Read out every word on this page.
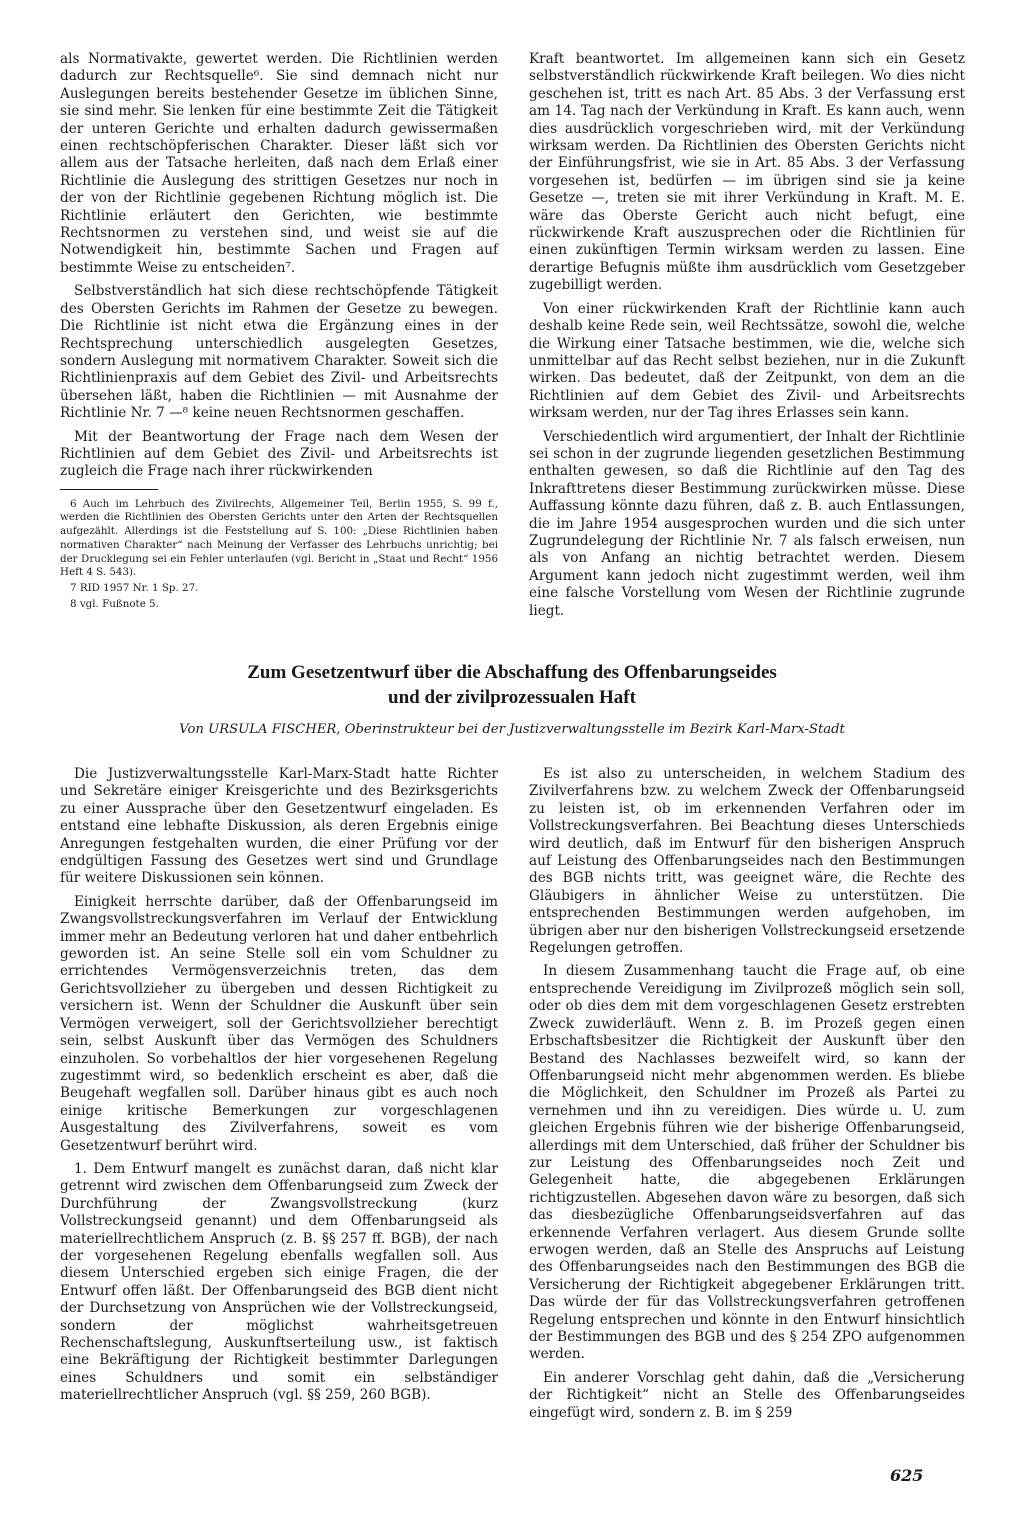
als Normativakte, gewertet werden. Die Richtlinien werden dadurch zur Rechtsquelle⁶. Sie sind demnach nicht nur Auslegungen bereits bestehender Gesetze im üblichen Sinne, sie sind mehr. Sie lenken für eine bestimmte Zeit die Tätigkeit der unteren Gerichte und erhalten dadurch gewissermaßen einen rechtschöpferischen Charakter. Dieser läßt sich vor allem aus der Tatsache herleiten, daß nach dem Erlaß einer Richtlinie die Auslegung des strittigen Gesetzes nur noch in der von der Richtlinie gegebenen Richtung möglich ist. Die Richtlinie erläutert den Gerichten, wie bestimmte Rechtsnormen zu verstehen sind, und weist sie auf die Notwendigkeit hin, bestimmte Sachen und Fragen auf bestimmte Weise zu entscheiden⁷.

Selbstverständlich hat sich diese rechtschöpfende Tätigkeit des Obersten Gerichts im Rahmen der Gesetze zu bewegen. Die Richtlinie ist nicht etwa die Ergänzung eines in der Rechtsprechung unterschiedlich ausgelegten Gesetzes, sondern Auslegung mit normativem Charakter. Soweit sich die Richtlinienpraxis auf dem Gebiet des Zivil- und Arbeitsrechts übersehen läßt, haben die Richtlinien — mit Ausnahme der Richtlinie Nr. 7 —⁸ keine neuen Rechtsnormen geschaffen.

Mit der Beantwortung der Frage nach dem Wesen der Richtlinien auf dem Gebiet des Zivil- und Arbeitsrechts ist zugleich die Frage nach ihrer rückwirkenden

6 Auch im Lehrbuch des Zivilrechts, Allgemeiner Teil, Berlin 1955, S. 99 f., werden die Richtlinien des Obersten Gerichts unter den Arten der Rechtsquellen aufgezählt. Allerdings ist die Feststellung auf S. 100: „Diese Richtlinien haben normativen Charakter“ nach Meinung der Verfasser des Lehrbuchs unrichtig; bei der Drucklegung sei ein Fehler unterlaufen (vgl. Bericht in „Staat und Recht“ 1956 Heft 4 S. 543).

7 RID 1957 Nr. 1 Sp. 27.

8 vgl. Fußnote 5.

Kraft beantwortet. Im allgemeinen kann sich ein Gesetz selbstverständlich rückwirkende Kraft beilegen. Wo dies nicht geschehen ist, tritt es nach Art. 85 Abs. 3 der Verfassung erst am 14. Tag nach der Verkündung in Kraft. Es kann auch, wenn dies ausdrücklich vorgeschrieben wird, mit der Verkündung wirksam werden. Da Richtlinien des Obersten Gerichts nicht der Einführungsfrist, wie sie in Art. 85 Abs. 3 der Verfassung vorgesehen ist, bedürfen — im übrigen sind sie ja keine Gesetze —, treten sie mit ihrer Verkündung in Kraft. M. E. wäre das Oberste Gericht auch nicht befugt, eine rückwirkende Kraft auszusprechen oder die Richtlinien für einen zukünftigen Termin wirksam werden zu lassen. Eine derartige Befugnis müßte ihm ausdrücklich vom Gesetzgeber zugebilligt werden.

Von einer rückwirkenden Kraft der Richtlinie kann auch deshalb keine Rede sein, weil Rechtssätze, sowohl die, welche die Wirkung einer Tatsache bestimmen, wie die, welche sich unmittelbar auf das Recht selbst beziehen, nur in die Zukunft wirken. Das bedeutet, daß der Zeitpunkt, von dem an die Richtlinien auf dem Gebiet des Zivil- und Arbeitsrechts wirksam werden, nur der Tag ihres Erlasses sein kann.

Verschiedentlich wird argumentiert, der Inhalt der Richtlinie sei schon in der zugrunde liegenden gesetzlichen Bestimmung enthalten gewesen, so daß die Richtlinie auf den Tag des Inkrafttretens dieser Bestimmung zurückwirken müsse. Diese Auffassung könnte dazu führen, daß z. B. auch Entlassungen, die im Jahre 1954 ausgesprochen wurden und die sich unter Zugrundelegung der Richtlinie Nr. 7 als falsch erweisen, nun als von Anfang an nichtig betrachtet werden. Diesem Argument kann jedoch nicht zugestimmt werden, weil ihm eine falsche Vorstellung vom Wesen der Richtlinie zugrunde liegt.

Zum Gesetzentwurf über die Abschaffung des Offenbarungseides
und der zivilprozessualen Haft
Von URSULA FISCHER, Oberinstrukteur bei der Justizverwaltungsstelle im Bezirk Karl-Marx-Stadt

Die Justizverwaltungsstelle Karl-Marx-Stadt hatte Richter und Sekretäre einiger Kreisgerichte und des Bezirksgerichts zu einer Aussprache über den Gesetzentwurf eingeladen. Es entstand eine lebhafte Diskussion, als deren Ergebnis einige Anregungen festgehalten wurden, die einer Prüfung vor der endgültigen Fassung des Gesetzes wert sind und Grundlage für weitere Diskussionen sein können.

Einigkeit herrschte darüber, daß der Offenbarungseid im Zwangsvollstreckungsverfahren im Verlauf der Entwicklung immer mehr an Bedeutung verloren hat und daher entbehrlich geworden ist. An seine Stelle soll ein vom Schuldner zu errichtendes Vermögensverzeichnis treten, das dem Gerichtsvollzieher zu übergeben und dessen Richtigkeit zu versichern ist. Wenn der Schuldner die Auskunft über sein Vermögen verweigert, soll der Gerichtsvollzieher berechtigt sein, selbst Auskunft über das Vermögen des Schuldners einzuholen. So vorbehaltlos der hier vorgesehenen Regelung zugestimmt wird, so bedenklich erscheint es aber, daß die Beugehaft wegfallen soll. Darüber hinaus gibt es auch noch einige kritische Bemerkungen zur vorgeschlagenen Ausgestaltung des Zivilverfahrens, soweit es vom Gesetzentwurf berührt wird.

1. Dem Entwurf mangelt es zunächst daran, daß nicht klar getrennt wird zwischen dem Offenbarungseid zum Zweck der Durchführung der Zwangsvollstreckung (kurz Vollstreckungseid genannt) und dem Offenbarungseid als materiellrechtlichem Anspruch (z. B. §§ 257 ff. BGB), der nach der vorgesehenen Regelung ebenfalls wegfallen soll. Aus diesem Unterschied ergeben sich einige Fragen, die der Entwurf offen läßt. Der Offenbarungseid des BGB dient nicht der Durchsetzung von Ansprüchen wie der Vollstreckungseid, sondern der möglichst wahrheitsgetreuen Rechenschaftslegung, Auskunftserteilung usw., ist faktisch eine Bekräftigung der Richtigkeit bestimmter Darlegungen eines Schuldners und somit ein selbständiger materiellrechtlicher Anspruch (vgl. §§ 259, 260 BGB).

Es ist also zu unterscheiden, in welchem Stadium des Zivilverfahrens bzw. zu welchem Zweck der Offenbarungseid zu leisten ist, ob im erkennenden Verfahren oder im Vollstreckungsverfahren. Bei Beachtung dieses Unterschieds wird deutlich, daß im Entwurf für den bisherigen Anspruch auf Leistung des Offenbarungseides nach den Bestimmungen des BGB nichts tritt, was geeignet wäre, die Rechte des Gläubigers in ähnlicher Weise zu unterstützen. Die entsprechenden Bestimmungen werden aufgehoben, im übrigen aber nur den bisherigen Vollstreckungseid ersetzende Regelungen getroffen.

In diesem Zusammenhang taucht die Frage auf, ob eine entsprechende Vereidigung im Zivilprozeß möglich sein soll, oder ob dies dem mit dem vorgeschlagenen Gesetz erstrebten Zweck zuwiderläuft. Wenn z. B. im Prozeß gegen einen Erbschaftsbesitzer die Richtigkeit der Auskunft über den Bestand des Nachlasses bezweifelt wird, so kann der Offenbarungseid nicht mehr abgenommen werden. Es bliebe die Möglichkeit, den Schuldner im Prozeß als Partei zu vernehmen und ihn zu vereidigen. Dies würde u. U. zum gleichen Ergebnis führen wie der bisherige Offenbarungseid, allerdings mit dem Unterschied, daß früher der Schuldner bis zur Leistung des Offenbarungseides noch Zeit und Gelegenheit hatte, die abgegebenen Erklärungen richtigzustellen. Abgesehen davon wäre zu besorgen, daß sich das diesbezügliche Offenbarungseidsverfahren auf das erkennende Verfahren verlagert. Aus diesem Grunde sollte erwogen werden, daß an Stelle des Anspruchs auf Leistung des Offenbarungseides nach den Bestimmungen des BGB die Versicherung der Richtigkeit abgegebener Erklärungen tritt. Das würde der für das Vollstreckungsverfahren getroffenen Regelung entsprechen und könnte in den Entwurf hinsichtlich der Bestimmungen des BGB und des § 254 ZPO aufgenommen werden.

Ein anderer Vorschlag geht dahin, daß die „Versicherung der Richtigkeit“ nicht an Stelle des Offenbarungseides eingefügt wird, sondern z. B. im § 259

625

* **WORK ORDER**
Lines from the entries that contain the string "Rechtsnormen" must be found and copied.

* **PROBLEM SOLUTION**
als Normativakte, gewertet werden. Die Richtlinien werden dadurch zur Rechtsquelle⁶. Sie sind demnach nicht nur Auslegungen bereits bestehender Gesetze im üblichen Sinne, sie sind mehr. Sie lenken für eine bestimmte Zeit die Tätigkeit der unteren Gerichte und erhalten dadurch gewissermaßen einen rechtschöpferischen Charakter. Dieser läßt sich vor allem aus der Tatsache herleiten, daß nach dem Erlaß einer Richtlinie die Auslegung des strittigen Gesetzes nur noch in der von der Richtlinie gegebenen Richtung möglich ist. Die Richtlinie erläutert den Gerichten, wie bestimmte Rechtsnormen zu verstehen sind, und weist sie auf die Notwendigkeit hin, bestimmte Sachen und Fragen auf bestimmte Weise zu entscheiden⁷.
Selbstverständlich hat sich diese rechtschöpfende Tätigkeit des Obersten Gerichts im Rahmen der Gesetze zu bewegen. Die Richtlinie ist nicht etwa die Ergänzung eines in der Rechtsprechung unterschiedlich ausgelegten Gesetzes, sondern Auslegung mit normativem Charakter. Soweit sich die Richtlinienpraxis auf dem Gebiet des Zivil- und Arbeitsrechts übersehen läßt, haben die Richtlinien — mit Ausnahme der Richtlinie Nr. 7 —⁸ keine neuen Rechtsnormen geschaffen.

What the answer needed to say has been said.